TAREA PLANTEADA 1>
Responda a partir del texto aportado:
(a) ¿En qué momento del día habla el narrador con el obispo por primera vez?
(b) ¿Qué apellido tiene el monseñor al que el narrador intenta convencer?
(c) ¿Desde qué hora observa el narrador al obispo desde el cuarto adjunto?
_ _ _
Después del desayuno le dije: Mi señor, la noche pasada ha sido una noche de desolación
para Su Señoría. Por amor de Dios y en el nombre de los lazos sagrados de amistad,
por favor, dígame la causa de su dolor; disminuirá al momento que lo comparta
con su amigo.
El obispo me
contestó: Tiene usted razón cuando piensa que estoy bajo una carga de gran desolación,
pero su causa es de tal naturaleza que no puedo revelarlo ni a usted, mi
querido
amigo.
Durante el
día, en vano hice todo lo posible para convencer al Monseñor Plessis a revelar
la causa de su dolor. Esa noche, Su Señoría se metió a su recámara más temprano
de lo normal.
Era
imposible para mí dormir esa noche, porque su desolación parecía ser tan grande
que temí encontrar a mi querido amigo muerto en su cama la mañana siguiente. Yo
le observé desde el cuarto adjunto desde las diez de la noche hasta la mañana
siguiente y vi que su dolor era todavía más intenso.
Formé una
firme resolución, la cual efectué al momento que él salió de su cuarto por la mañana.
_ _ _
TAREA PLANTEADA 2>
Cuente las líneas de los registros que contienen la cadena "title" e indique solo el número.
_ _ _
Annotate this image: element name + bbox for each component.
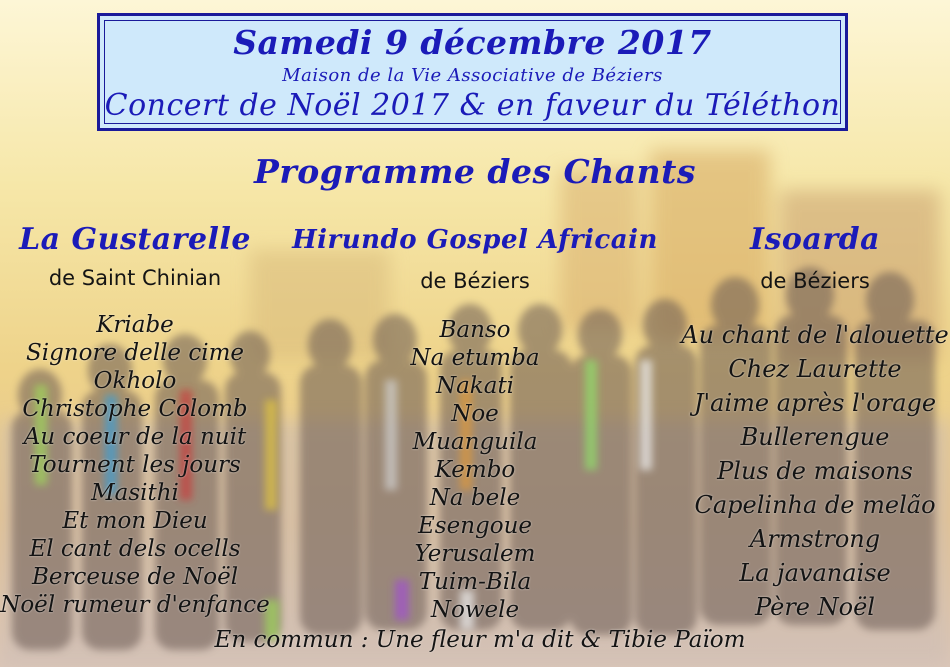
song-item: Yerusalem: [414, 541, 536, 567]
event-venue: Maison de la Vie Associative de Béziers: [282, 65, 663, 86]
song-item: Chez Laurette: [728, 355, 902, 383]
song-list: [350, 316, 600, 624]
choir-name-hirundo: Hirundo Gospel Africain: [292, 225, 658, 255]
song-item: Masithi: [91, 480, 179, 506]
choir-origin: de Béziers: [420, 269, 530, 293]
song-item: Signore delle cime: [25, 340, 245, 366]
song-item: Kembo: [434, 457, 516, 483]
choir-origin: de Béziers: [760, 269, 870, 293]
header-banner: [97, 13, 848, 131]
song-item: Capelinha de melão: [694, 491, 936, 519]
choir-name-isoarda: Isoarda: [749, 222, 881, 257]
song-item: Christophe Colomb: [22, 396, 248, 422]
event-date: Samedi 9 décembre 2017: [233, 23, 712, 62]
song-item: La javanaise: [739, 559, 891, 587]
song-item: Banso: [439, 317, 511, 343]
song-item: Esengoue: [417, 513, 532, 539]
song-item: Et mon Dieu: [62, 508, 208, 534]
song-item: Berceuse de Noël: [31, 564, 239, 590]
song-item: Tournent les jours: [29, 452, 241, 478]
song-item: Au chant de l'alouette: [681, 321, 949, 349]
programme-title: Programme des Chants: [254, 152, 696, 191]
song-item: Au coeur de la nuit: [23, 424, 247, 450]
song-item: Noël rumeur d'enfance: [0, 592, 270, 618]
song-item: Père Noël: [755, 593, 875, 621]
song-item: Tuim-Bila: [418, 569, 532, 595]
song-item: J'aime après l'orage: [693, 389, 937, 417]
song-item: Na bele: [429, 485, 521, 511]
song-item: El cant dels ocells: [29, 536, 241, 562]
song-item: Kriabe: [96, 312, 174, 338]
song-item: Muanguila: [412, 429, 538, 455]
song-item: Noe: [451, 401, 499, 427]
common-songs-footer: En commun : Une fleur m'a dit & Tibie Païom: [214, 627, 746, 653]
song-item: Armstrong: [749, 525, 881, 553]
song-item: Okholo: [93, 368, 177, 394]
song-item: Nakati: [435, 373, 515, 399]
song-item: Na etumba: [410, 345, 540, 371]
event-title: Concert de Noël 2017 & en faveur du Téléthon: [104, 88, 841, 123]
song-item: Plus de maisons: [717, 457, 913, 485]
song-item: Nowele: [430, 597, 520, 623]
choir-origin: de Saint Chinian: [48, 266, 222, 290]
choir-name-la-gustarelle: La Gustarelle: [19, 222, 251, 257]
song-item: Bullerengue: [740, 423, 890, 451]
song-list: [0, 311, 270, 619]
song-list: [680, 318, 950, 624]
_ _ _
RESPUESTA 1>
(a) Después del desayuno.
(b) Plessis.
(c) Desde las diez de la noche.

RESPUESTA 2>
2